Find each line holding "zpracování" and copy it out.

Start Provided information

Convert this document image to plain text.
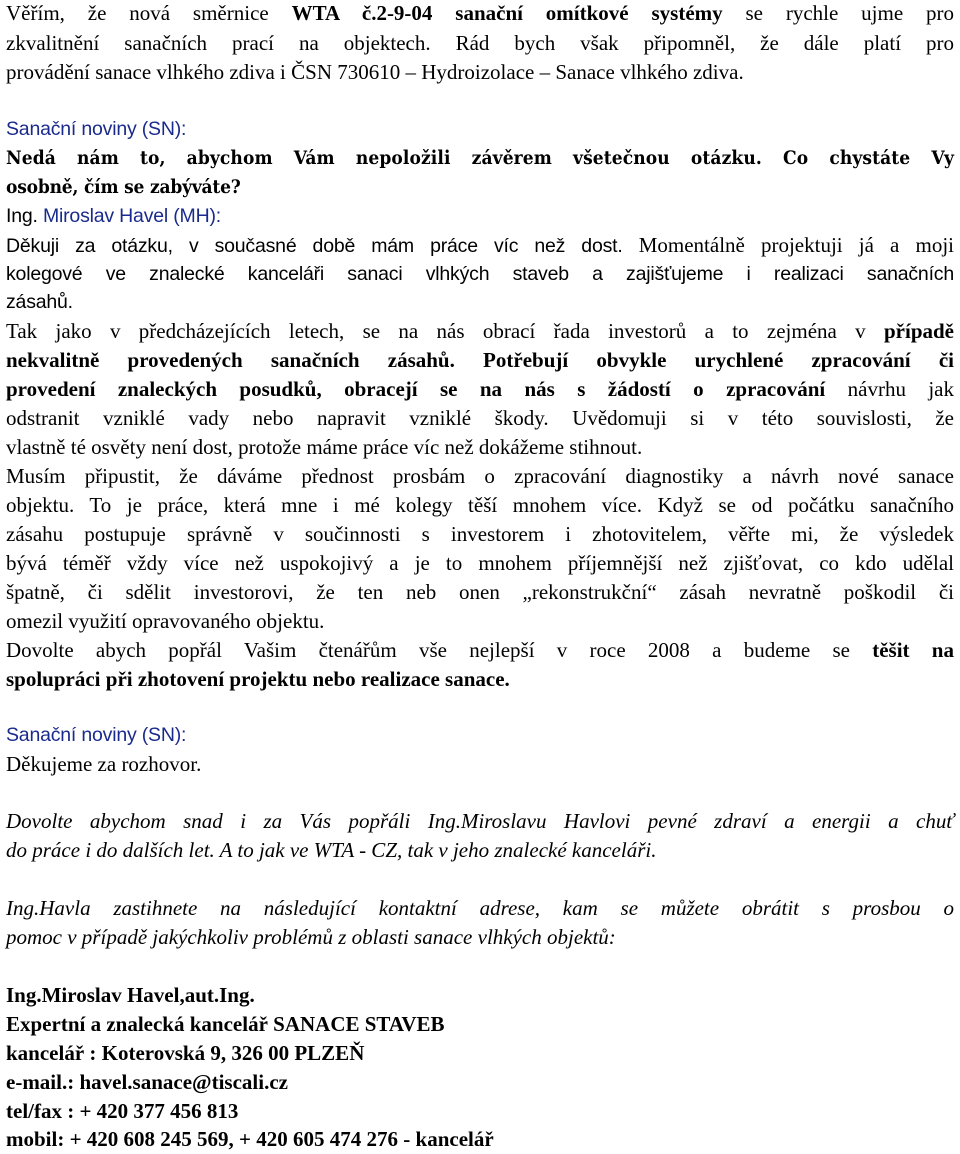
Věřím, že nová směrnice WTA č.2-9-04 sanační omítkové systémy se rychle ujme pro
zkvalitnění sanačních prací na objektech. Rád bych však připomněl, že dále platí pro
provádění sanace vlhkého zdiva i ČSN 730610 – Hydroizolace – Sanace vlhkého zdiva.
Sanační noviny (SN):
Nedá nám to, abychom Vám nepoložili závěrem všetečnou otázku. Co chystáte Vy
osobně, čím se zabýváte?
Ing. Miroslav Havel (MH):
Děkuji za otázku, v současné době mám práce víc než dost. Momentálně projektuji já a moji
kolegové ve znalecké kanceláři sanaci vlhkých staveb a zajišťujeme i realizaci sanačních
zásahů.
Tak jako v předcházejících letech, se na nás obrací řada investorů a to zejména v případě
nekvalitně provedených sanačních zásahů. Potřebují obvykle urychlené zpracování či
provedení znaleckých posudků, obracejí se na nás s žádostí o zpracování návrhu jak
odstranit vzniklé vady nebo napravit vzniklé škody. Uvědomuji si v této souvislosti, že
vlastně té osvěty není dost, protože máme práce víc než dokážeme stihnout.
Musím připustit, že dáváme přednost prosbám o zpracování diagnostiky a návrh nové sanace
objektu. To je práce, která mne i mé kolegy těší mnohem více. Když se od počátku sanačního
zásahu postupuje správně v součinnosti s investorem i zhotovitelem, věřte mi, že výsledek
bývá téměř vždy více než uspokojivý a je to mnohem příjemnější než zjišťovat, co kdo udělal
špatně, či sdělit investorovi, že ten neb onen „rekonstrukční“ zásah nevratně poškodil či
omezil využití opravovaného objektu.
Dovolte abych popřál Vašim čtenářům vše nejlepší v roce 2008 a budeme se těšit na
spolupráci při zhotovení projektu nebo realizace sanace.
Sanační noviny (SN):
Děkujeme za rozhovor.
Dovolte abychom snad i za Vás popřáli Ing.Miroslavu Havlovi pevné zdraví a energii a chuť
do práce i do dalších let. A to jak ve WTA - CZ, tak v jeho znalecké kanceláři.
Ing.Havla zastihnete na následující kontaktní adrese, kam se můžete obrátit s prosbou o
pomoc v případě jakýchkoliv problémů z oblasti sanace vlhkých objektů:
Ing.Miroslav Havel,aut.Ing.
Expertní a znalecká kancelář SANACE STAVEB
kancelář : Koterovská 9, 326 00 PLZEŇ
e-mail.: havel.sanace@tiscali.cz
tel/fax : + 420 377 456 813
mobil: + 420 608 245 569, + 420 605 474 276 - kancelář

End Provided information

### Answer in full
nekvalitně provedených sanačních zásahů. Potřebují obvykle urychlené zpracování či
provedení znaleckých posudků, obracejí se na nás s žádostí o zpracování návrhu jak
Musím připustit, že dáváme přednost prosbám o zpracování diagnostiky a návrh nové sanace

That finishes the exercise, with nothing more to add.